### WORK TO COMPLETE
Exclude any images and output the remaining records exactly.

─── THE RECORDS ───

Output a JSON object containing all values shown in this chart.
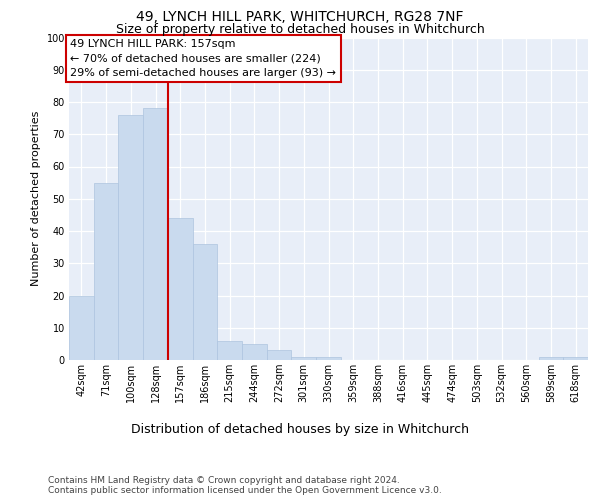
{
  "title1": "49, LYNCH HILL PARK, WHITCHURCH, RG28 7NF",
  "title2": "Size of property relative to detached houses in Whitchurch",
  "xlabel": "Distribution of detached houses by size in Whitchurch",
  "ylabel": "Number of detached properties",
  "bin_labels": [
    "42sqm",
    "71sqm",
    "100sqm",
    "128sqm",
    "157sqm",
    "186sqm",
    "215sqm",
    "244sqm",
    "272sqm",
    "301sqm",
    "330sqm",
    "359sqm",
    "388sqm",
    "416sqm",
    "445sqm",
    "474sqm",
    "503sqm",
    "532sqm",
    "560sqm",
    "589sqm",
    "618sqm"
  ],
  "bar_values": [
    20,
    55,
    76,
    78,
    44,
    36,
    6,
    5,
    3,
    1,
    1,
    0,
    0,
    0,
    0,
    0,
    0,
    0,
    0,
    1,
    1
  ],
  "bar_color": "#c9daee",
  "bar_edge_color": "#adc4df",
  "highlight_bar_index": 4,
  "highlight_line_color": "#cc0000",
  "annotation_text": "49 LYNCH HILL PARK: 157sqm\n← 70% of detached houses are smaller (224)\n29% of semi-detached houses are larger (93) →",
  "annotation_box_edgecolor": "#cc0000",
  "ylim": [
    0,
    100
  ],
  "yticks": [
    0,
    10,
    20,
    30,
    40,
    50,
    60,
    70,
    80,
    90,
    100
  ],
  "background_color": "#e8eef8",
  "grid_color": "#ffffff",
  "footer_text": "Contains HM Land Registry data © Crown copyright and database right 2024.\nContains public sector information licensed under the Open Government Licence v3.0.",
  "title1_fontsize": 10,
  "title2_fontsize": 9,
  "xlabel_fontsize": 9,
  "ylabel_fontsize": 8,
  "tick_fontsize": 7,
  "annotation_fontsize": 8,
  "footer_fontsize": 6.5
}
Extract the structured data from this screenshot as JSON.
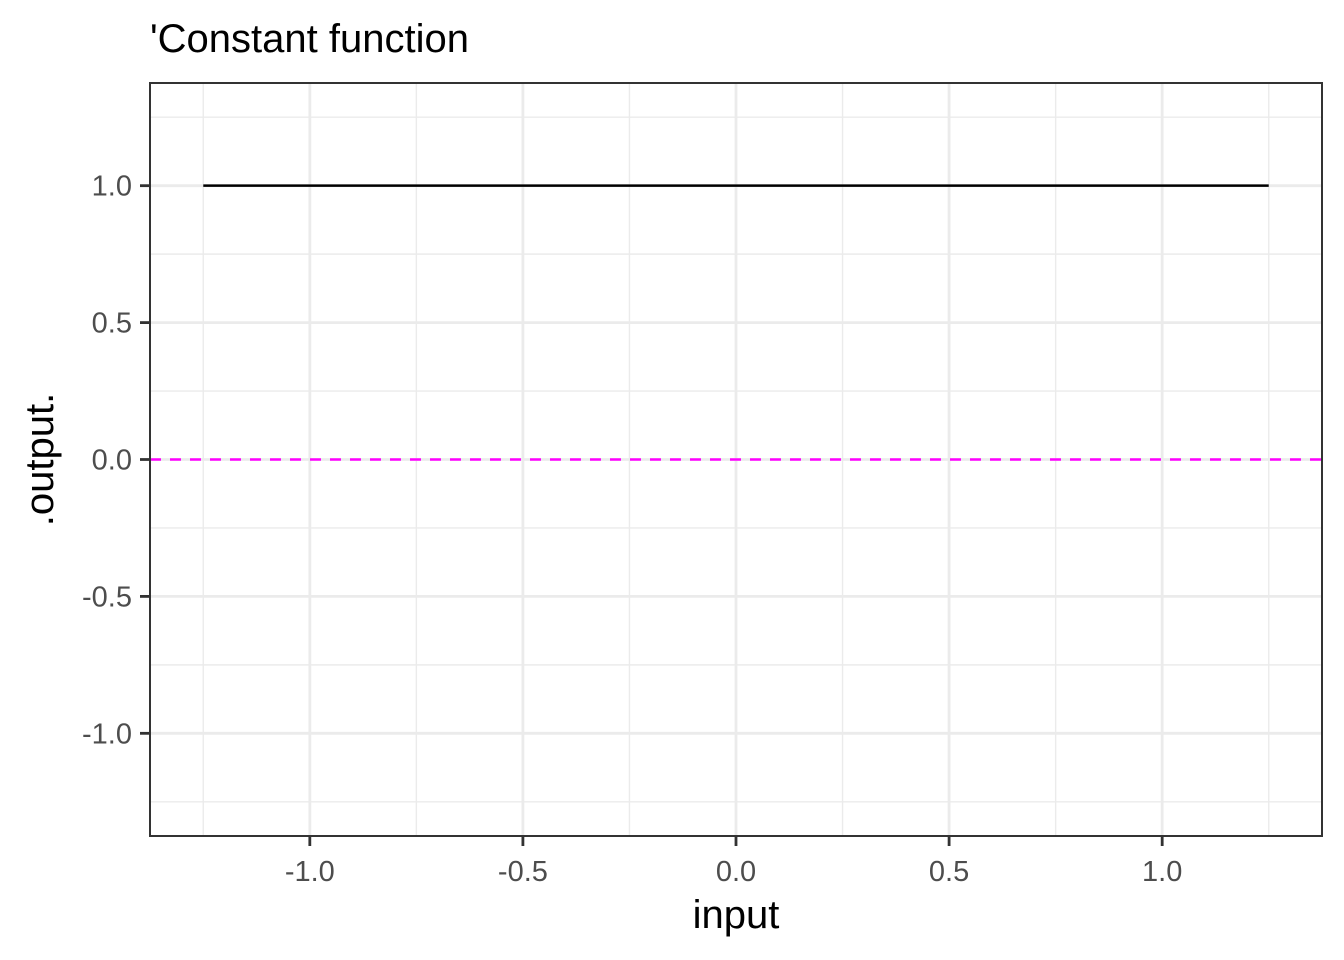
{
  "chart_data": {
    "type": "line",
    "title": "'Constant function",
    "xlabel": "input",
    "ylabel": ".output.",
    "xlim": [
      -1.375,
      1.375
    ],
    "ylim": [
      -1.375,
      1.375
    ],
    "x_ticks": [
      -1.0,
      -0.5,
      0.0,
      0.5,
      1.0
    ],
    "x_tick_labels": [
      "-1.0",
      "-0.5",
      "0.0",
      "0.5",
      "1.0"
    ],
    "y_ticks": [
      -1.0,
      -0.5,
      0.0,
      0.5,
      1.0
    ],
    "y_tick_labels": [
      "-1.0",
      "-0.5",
      "0.0",
      "0.5",
      "1.0"
    ],
    "grid": true,
    "series": [
      {
        "x": [
          -1.25,
          1.25
        ],
        "y": [
          1.0,
          1.0
        ],
        "color": "#000000",
        "style": "solid"
      }
    ],
    "reference_lines": [
      {
        "orientation": "horizontal",
        "y": 0.0,
        "color": "#ff00ff",
        "style": "dashed"
      }
    ]
  }
}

───

### RIGHT ANSWER
Output a JSON object containing all values shown in this chart.
{
  "title1": "49, LYNCH HILL PARK, WHITCHURCH, RG28 7NF",
  "title2": "Size of property relative to detached houses in Whitchurch",
  "xlabel": "Distribution of detached houses by size in Whitchurch",
  "ylabel": "Number of detached properties",
  "bin_labels": [
    "42sqm",
    "71sqm",
    "100sqm",
    "128sqm",
    "157sqm",
    "186sqm",
    "215sqm",
    "244sqm",
    "272sqm",
    "301sqm",
    "330sqm",
    "359sqm",
    "388sqm",
    "416sqm",
    "445sqm",
    "474sqm",
    "503sqm",
    "532sqm",
    "560sqm",
    "589sqm",
    "618sqm"
  ],
  "bar_values": [
    20,
    55,
    76,
    78,
    44,
    36,
    6,
    5,
    3,
    1,
    1,
    0,
    0,
    0,
    0,
    0,
    0,
    0,
    0,
    1,
    1
  ],
  "bar_color": "#c9daee",
  "bar_edge_color": "#adc4df",
  "highlight_bar_index": 4,
  "highlight_line_color": "#cc0000",
  "annotation_text": "49 LYNCH HILL PARK: 157sqm\n← 70% of detached houses are smaller (224)\n29% of semi-detached houses are larger (93) →",
  "annotation_box_edgecolor": "#cc0000",
  "ylim": [
    0,
    100
  ],
  "yticks": [
    0,
    10,
    20,
    30,
    40,
    50,
    60,
    70,
    80,
    90,
    100
  ],
  "background_color": "#e8eef8",
  "grid_color": "#ffffff",
  "footer_text": "Contains HM Land Registry data © Crown copyright and database right 2024.\nContains public sector information licensed under the Open Government Licence v3.0.",
  "title1_fontsize": 10,
  "title2_fontsize": 9,
  "xlabel_fontsize": 9,
  "ylabel_fontsize": 8,
  "tick_fontsize": 7,
  "annotation_fontsize": 8,
  "footer_fontsize": 6.5
}
Extract the structured data from this screenshot as JSON.
{
  "chart_data": {
    "type": "line",
    "title": "'Constant function",
    "xlabel": "input",
    "ylabel": ".output.",
    "xlim": [
      -1.375,
      1.375
    ],
    "ylim": [
      -1.375,
      1.375
    ],
    "x_ticks": [
      -1.0,
      -0.5,
      0.0,
      0.5,
      1.0
    ],
    "x_tick_labels": [
      "-1.0",
      "-0.5",
      "0.0",
      "0.5",
      "1.0"
    ],
    "y_ticks": [
      -1.0,
      -0.5,
      0.0,
      0.5,
      1.0
    ],
    "y_tick_labels": [
      "-1.0",
      "-0.5",
      "0.0",
      "0.5",
      "1.0"
    ],
    "grid": true,
    "series": [
      {
        "x": [
          -1.25,
          1.25
        ],
        "y": [
          1.0,
          1.0
        ],
        "color": "#000000",
        "style": "solid"
      }
    ],
    "reference_lines": [
      {
        "orientation": "horizontal",
        "y": 0.0,
        "color": "#ff00ff",
        "style": "dashed"
      }
    ]
  }
}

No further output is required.